## DIRECTIVE
Repeat each line exactly as it is written.
┏━━
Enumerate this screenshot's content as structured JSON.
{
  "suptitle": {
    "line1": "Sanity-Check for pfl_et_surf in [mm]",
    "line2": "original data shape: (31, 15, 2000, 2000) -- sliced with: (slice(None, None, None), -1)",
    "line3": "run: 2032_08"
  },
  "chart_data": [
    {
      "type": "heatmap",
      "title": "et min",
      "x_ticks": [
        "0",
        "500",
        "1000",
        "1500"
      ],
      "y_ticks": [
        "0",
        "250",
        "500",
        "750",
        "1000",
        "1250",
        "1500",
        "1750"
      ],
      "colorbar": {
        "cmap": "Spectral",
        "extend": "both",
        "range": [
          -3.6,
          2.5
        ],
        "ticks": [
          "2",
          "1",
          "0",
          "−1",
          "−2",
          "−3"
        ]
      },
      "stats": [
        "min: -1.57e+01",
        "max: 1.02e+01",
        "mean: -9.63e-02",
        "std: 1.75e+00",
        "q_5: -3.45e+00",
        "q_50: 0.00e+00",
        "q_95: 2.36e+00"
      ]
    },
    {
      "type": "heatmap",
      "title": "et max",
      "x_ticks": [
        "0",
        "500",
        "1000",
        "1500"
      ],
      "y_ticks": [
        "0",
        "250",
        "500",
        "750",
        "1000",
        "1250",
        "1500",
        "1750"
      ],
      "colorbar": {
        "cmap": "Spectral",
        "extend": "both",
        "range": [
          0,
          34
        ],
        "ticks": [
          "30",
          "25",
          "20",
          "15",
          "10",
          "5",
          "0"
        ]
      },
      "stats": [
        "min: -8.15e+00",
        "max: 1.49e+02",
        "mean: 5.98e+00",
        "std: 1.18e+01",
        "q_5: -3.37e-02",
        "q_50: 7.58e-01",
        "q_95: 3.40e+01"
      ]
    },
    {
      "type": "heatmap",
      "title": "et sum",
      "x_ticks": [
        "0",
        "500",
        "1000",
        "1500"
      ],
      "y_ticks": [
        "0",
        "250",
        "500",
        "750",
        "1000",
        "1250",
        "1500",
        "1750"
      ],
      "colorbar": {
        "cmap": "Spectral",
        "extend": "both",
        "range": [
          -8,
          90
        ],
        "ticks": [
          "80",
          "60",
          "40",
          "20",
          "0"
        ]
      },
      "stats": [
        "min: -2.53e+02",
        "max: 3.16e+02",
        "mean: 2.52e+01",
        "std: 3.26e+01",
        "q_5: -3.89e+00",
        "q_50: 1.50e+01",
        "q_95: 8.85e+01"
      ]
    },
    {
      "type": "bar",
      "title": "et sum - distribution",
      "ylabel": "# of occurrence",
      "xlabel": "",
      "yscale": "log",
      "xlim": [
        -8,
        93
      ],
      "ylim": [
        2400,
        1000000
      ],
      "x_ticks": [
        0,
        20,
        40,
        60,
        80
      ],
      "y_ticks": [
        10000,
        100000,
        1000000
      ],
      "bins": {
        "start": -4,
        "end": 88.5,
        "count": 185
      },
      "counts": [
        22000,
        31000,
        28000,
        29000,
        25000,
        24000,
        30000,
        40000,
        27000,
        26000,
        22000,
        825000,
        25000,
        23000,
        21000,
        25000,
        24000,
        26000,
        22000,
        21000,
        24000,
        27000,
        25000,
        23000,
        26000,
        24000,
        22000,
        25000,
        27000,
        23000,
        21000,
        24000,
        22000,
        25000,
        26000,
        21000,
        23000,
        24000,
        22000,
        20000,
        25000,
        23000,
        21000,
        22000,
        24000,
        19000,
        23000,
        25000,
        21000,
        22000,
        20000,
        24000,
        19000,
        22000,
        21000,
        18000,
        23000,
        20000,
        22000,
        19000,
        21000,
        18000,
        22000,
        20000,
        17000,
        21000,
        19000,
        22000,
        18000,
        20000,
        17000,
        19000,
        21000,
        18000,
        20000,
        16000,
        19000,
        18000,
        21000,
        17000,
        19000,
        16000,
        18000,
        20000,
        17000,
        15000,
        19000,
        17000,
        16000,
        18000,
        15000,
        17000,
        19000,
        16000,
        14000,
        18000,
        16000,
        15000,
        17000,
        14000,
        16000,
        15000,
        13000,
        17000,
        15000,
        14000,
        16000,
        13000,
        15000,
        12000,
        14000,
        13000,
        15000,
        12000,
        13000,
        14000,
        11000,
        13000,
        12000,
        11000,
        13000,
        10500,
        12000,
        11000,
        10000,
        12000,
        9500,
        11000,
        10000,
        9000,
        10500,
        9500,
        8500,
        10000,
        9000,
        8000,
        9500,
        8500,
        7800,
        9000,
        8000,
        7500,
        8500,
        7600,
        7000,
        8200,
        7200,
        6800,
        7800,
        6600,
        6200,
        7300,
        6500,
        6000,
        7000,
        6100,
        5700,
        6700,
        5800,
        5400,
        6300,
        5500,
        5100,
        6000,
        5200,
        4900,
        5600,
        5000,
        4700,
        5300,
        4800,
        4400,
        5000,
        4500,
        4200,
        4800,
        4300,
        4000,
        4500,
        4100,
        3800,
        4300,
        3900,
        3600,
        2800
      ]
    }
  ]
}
┗━━
## ANSWER IN FULL
Enumerate this screenshot's content as structured JSON.
{
  "suptitle": {
    "line1": "Sanity-Check for pfl_et_surf in [mm]",
    "line2": "original data shape: (31, 15, 2000, 2000) -- sliced with: (slice(None, None, None), -1)",
    "line3": "run: 2032_08"
  },
  "chart_data": [
    {
      "type": "heatmap",
      "title": "et min",
      "x_ticks": [
        "0",
        "500",
        "1000",
        "1500"
      ],
      "y_ticks": [
        "0",
        "250",
        "500",
        "750",
        "1000",
        "1250",
        "1500",
        "1750"
      ],
      "colorbar": {
        "cmap": "Spectral",
        "extend": "both",
        "range": [
          -3.6,
          2.5
        ],
        "ticks": [
          "2",
          "1",
          "0",
          "−1",
          "−2",
          "−3"
        ]
      },
      "stats": [
        "min: -1.57e+01",
        "max: 1.02e+01",
        "mean: -9.63e-02",
        "std: 1.75e+00",
        "q_5: -3.45e+00",
        "q_50: 0.00e+00",
        "q_95: 2.36e+00"
      ]
    },
    {
      "type": "heatmap",
      "title": "et max",
      "x_ticks": [
        "0",
        "500",
        "1000",
        "1500"
      ],
      "y_ticks": [
        "0",
        "250",
        "500",
        "750",
        "1000",
        "1250",
        "1500",
        "1750"
      ],
      "colorbar": {
        "cmap": "Spectral",
        "extend": "both",
        "range": [
          0,
          34
        ],
        "ticks": [
          "30",
          "25",
          "20",
          "15",
          "10",
          "5",
          "0"
        ]
      },
      "stats": [
        "min: -8.15e+00",
        "max: 1.49e+02",
        "mean: 5.98e+00",
        "std: 1.18e+01",
        "q_5: -3.37e-02",
        "q_50: 7.58e-01",
        "q_95: 3.40e+01"
      ]
    },
    {
      "type": "heatmap",
      "title": "et sum",
      "x_ticks": [
        "0",
        "500",
        "1000",
        "1500"
      ],
      "y_ticks": [
        "0",
        "250",
        "500",
        "750",
        "1000",
        "1250",
        "1500",
        "1750"
      ],
      "colorbar": {
        "cmap": "Spectral",
        "extend": "both",
        "range": [
          -8,
          90
        ],
        "ticks": [
          "80",
          "60",
          "40",
          "20",
          "0"
        ]
      },
      "stats": [
        "min: -2.53e+02",
        "max: 3.16e+02",
        "mean: 2.52e+01",
        "std: 3.26e+01",
        "q_5: -3.89e+00",
        "q_50: 1.50e+01",
        "q_95: 8.85e+01"
      ]
    },
    {
      "type": "bar",
      "title": "et sum - distribution",
      "ylabel": "# of occurrence",
      "xlabel": "",
      "yscale": "log",
      "xlim": [
        -8,
        93
      ],
      "ylim": [
        2400,
        1000000
      ],
      "x_ticks": [
        0,
        20,
        40,
        60,
        80
      ],
      "y_ticks": [
        10000,
        100000,
        1000000
      ],
      "bins": {
        "start": -4,
        "end": 88.5,
        "count": 185
      },
      "counts": [
        22000,
        31000,
        28000,
        29000,
        25000,
        24000,
        30000,
        40000,
        27000,
        26000,
        22000,
        825000,
        25000,
        23000,
        21000,
        25000,
        24000,
        26000,
        22000,
        21000,
        24000,
        27000,
        25000,
        23000,
        26000,
        24000,
        22000,
        25000,
        27000,
        23000,
        21000,
        24000,
        22000,
        25000,
        26000,
        21000,
        23000,
        24000,
        22000,
        20000,
        25000,
        23000,
        21000,
        22000,
        24000,
        19000,
        23000,
        25000,
        21000,
        22000,
        20000,
        24000,
        19000,
        22000,
        21000,
        18000,
        23000,
        20000,
        22000,
        19000,
        21000,
        18000,
        22000,
        20000,
        17000,
        21000,
        19000,
        22000,
        18000,
        20000,
        17000,
        19000,
        21000,
        18000,
        20000,
        16000,
        19000,
        18000,
        21000,
        17000,
        19000,
        16000,
        18000,
        20000,
        17000,
        15000,
        19000,
        17000,
        16000,
        18000,
        15000,
        17000,
        19000,
        16000,
        14000,
        18000,
        16000,
        15000,
        17000,
        14000,
        16000,
        15000,
        13000,
        17000,
        15000,
        14000,
        16000,
        13000,
        15000,
        12000,
        14000,
        13000,
        15000,
        12000,
        13000,
        14000,
        11000,
        13000,
        12000,
        11000,
        13000,
        10500,
        12000,
        11000,
        10000,
        12000,
        9500,
        11000,
        10000,
        9000,
        10500,
        9500,
        8500,
        10000,
        9000,
        8000,
        9500,
        8500,
        7800,
        9000,
        8000,
        7500,
        8500,
        7600,
        7000,
        8200,
        7200,
        6800,
        7800,
        6600,
        6200,
        7300,
        6500,
        6000,
        7000,
        6100,
        5700,
        6700,
        5800,
        5400,
        6300,
        5500,
        5100,
        6000,
        5200,
        4900,
        5600,
        5000,
        4700,
        5300,
        4800,
        4400,
        5000,
        4500,
        4200,
        4800,
        4300,
        4000,
        4500,
        4100,
        3800,
        4300,
        3900,
        3600,
        2800
      ]
    }
  ]
}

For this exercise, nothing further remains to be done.